## [EXERCISE INSTRUCTIONS]
Every line that holds "ylabel" should be shown.

━━━━━━

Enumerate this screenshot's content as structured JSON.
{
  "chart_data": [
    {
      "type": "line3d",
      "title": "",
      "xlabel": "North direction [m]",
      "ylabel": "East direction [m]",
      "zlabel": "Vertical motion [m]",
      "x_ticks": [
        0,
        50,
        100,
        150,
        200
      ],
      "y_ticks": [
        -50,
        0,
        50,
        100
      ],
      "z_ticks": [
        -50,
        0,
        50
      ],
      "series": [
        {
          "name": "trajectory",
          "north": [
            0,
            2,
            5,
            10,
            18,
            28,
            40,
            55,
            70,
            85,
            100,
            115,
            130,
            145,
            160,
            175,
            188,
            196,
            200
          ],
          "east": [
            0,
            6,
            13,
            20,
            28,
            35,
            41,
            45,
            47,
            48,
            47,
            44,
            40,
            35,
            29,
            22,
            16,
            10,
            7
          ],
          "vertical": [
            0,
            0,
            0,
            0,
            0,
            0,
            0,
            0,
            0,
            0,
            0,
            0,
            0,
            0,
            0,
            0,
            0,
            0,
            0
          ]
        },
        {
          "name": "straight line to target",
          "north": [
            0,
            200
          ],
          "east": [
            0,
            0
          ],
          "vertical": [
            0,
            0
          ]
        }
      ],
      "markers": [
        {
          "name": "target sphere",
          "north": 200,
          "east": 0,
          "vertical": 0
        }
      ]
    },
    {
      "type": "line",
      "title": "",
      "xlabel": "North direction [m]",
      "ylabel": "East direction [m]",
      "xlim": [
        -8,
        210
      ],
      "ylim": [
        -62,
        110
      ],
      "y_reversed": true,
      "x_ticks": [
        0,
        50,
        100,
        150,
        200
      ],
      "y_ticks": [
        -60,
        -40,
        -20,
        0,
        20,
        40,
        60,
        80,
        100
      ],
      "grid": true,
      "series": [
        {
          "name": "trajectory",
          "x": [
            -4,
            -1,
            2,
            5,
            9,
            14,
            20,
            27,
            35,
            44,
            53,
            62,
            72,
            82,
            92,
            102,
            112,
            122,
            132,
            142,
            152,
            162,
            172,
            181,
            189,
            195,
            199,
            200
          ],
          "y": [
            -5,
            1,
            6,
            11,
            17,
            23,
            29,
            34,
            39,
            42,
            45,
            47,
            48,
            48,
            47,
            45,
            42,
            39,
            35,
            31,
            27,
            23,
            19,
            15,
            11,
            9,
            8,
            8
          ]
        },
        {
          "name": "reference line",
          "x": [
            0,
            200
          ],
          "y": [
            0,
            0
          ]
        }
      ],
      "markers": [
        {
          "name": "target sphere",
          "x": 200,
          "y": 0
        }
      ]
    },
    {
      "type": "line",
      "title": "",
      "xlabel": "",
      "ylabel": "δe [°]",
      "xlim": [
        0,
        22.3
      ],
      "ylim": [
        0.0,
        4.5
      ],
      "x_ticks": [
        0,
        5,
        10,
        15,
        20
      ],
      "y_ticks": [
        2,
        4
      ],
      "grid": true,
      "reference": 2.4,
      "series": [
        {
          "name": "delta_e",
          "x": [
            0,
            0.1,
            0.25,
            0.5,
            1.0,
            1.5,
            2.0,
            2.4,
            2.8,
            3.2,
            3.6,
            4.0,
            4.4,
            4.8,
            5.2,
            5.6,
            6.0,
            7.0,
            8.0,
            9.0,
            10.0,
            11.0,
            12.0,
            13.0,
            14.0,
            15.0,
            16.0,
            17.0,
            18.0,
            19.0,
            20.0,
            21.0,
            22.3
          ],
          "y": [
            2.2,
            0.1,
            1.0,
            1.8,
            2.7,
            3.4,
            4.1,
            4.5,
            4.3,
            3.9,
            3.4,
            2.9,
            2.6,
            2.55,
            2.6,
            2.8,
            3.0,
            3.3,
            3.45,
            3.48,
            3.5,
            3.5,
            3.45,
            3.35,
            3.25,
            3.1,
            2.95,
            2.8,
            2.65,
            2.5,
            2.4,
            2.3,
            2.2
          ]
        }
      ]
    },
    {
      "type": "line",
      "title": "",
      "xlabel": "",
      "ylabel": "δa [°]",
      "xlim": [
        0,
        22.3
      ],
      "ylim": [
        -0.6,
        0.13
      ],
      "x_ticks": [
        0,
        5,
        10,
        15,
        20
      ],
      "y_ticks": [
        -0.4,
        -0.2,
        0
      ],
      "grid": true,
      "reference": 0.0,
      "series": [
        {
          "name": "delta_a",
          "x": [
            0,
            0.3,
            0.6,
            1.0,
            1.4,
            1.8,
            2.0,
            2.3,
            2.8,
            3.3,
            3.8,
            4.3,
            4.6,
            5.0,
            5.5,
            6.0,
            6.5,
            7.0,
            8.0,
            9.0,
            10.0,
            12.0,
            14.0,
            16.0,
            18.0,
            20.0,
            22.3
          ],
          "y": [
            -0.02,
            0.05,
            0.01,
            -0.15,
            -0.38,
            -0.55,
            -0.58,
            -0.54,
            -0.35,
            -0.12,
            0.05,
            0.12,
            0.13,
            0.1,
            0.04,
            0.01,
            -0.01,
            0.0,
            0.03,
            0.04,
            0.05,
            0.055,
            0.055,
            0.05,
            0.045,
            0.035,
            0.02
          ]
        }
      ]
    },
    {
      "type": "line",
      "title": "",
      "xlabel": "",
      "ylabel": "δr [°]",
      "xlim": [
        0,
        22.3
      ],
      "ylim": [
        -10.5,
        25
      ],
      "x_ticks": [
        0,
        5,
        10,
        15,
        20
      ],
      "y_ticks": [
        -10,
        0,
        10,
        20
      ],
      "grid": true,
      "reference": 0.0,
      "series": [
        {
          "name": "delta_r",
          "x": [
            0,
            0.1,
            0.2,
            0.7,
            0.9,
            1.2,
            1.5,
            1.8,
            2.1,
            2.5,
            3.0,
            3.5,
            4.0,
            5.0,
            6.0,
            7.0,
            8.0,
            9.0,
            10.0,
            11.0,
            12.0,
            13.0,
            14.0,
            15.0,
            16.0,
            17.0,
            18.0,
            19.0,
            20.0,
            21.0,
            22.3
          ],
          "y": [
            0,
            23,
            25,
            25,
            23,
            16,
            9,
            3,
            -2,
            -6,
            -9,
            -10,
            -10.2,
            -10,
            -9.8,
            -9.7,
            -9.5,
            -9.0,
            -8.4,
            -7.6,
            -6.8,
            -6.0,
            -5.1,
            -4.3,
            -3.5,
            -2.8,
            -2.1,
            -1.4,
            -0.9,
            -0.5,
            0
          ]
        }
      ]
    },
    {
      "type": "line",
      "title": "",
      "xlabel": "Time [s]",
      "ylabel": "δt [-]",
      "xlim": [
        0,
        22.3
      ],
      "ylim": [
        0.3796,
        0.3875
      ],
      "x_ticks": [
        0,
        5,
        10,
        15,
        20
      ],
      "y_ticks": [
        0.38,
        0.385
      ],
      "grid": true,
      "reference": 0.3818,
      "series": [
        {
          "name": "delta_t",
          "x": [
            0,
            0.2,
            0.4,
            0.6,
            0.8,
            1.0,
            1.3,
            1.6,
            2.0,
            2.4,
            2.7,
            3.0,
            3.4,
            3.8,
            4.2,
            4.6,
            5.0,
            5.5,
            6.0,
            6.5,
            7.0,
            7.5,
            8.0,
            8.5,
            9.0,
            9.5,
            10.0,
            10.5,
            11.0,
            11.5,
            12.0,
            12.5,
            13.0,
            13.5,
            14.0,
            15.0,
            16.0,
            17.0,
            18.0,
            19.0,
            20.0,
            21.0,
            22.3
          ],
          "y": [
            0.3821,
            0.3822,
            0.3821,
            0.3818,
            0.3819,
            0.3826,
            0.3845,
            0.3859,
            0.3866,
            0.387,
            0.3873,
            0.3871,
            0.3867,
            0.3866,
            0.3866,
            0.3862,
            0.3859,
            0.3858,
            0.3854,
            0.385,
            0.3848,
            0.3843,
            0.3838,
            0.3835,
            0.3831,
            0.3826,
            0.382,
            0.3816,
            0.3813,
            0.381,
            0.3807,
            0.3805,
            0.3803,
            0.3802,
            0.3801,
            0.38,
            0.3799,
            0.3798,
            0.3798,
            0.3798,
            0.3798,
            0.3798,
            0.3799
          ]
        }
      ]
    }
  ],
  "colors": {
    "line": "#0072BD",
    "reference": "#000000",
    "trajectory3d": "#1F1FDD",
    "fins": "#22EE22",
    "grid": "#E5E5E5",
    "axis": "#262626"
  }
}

━━━━━━

## [THE OUTPUT]
      "ylabel": "East direction [m]",
      "ylabel": "East direction [m]",
      "ylabel": "δe [°]",
      "ylabel": "δa [°]",
      "ylabel": "δr [°]",
      "ylabel": "δt [-]",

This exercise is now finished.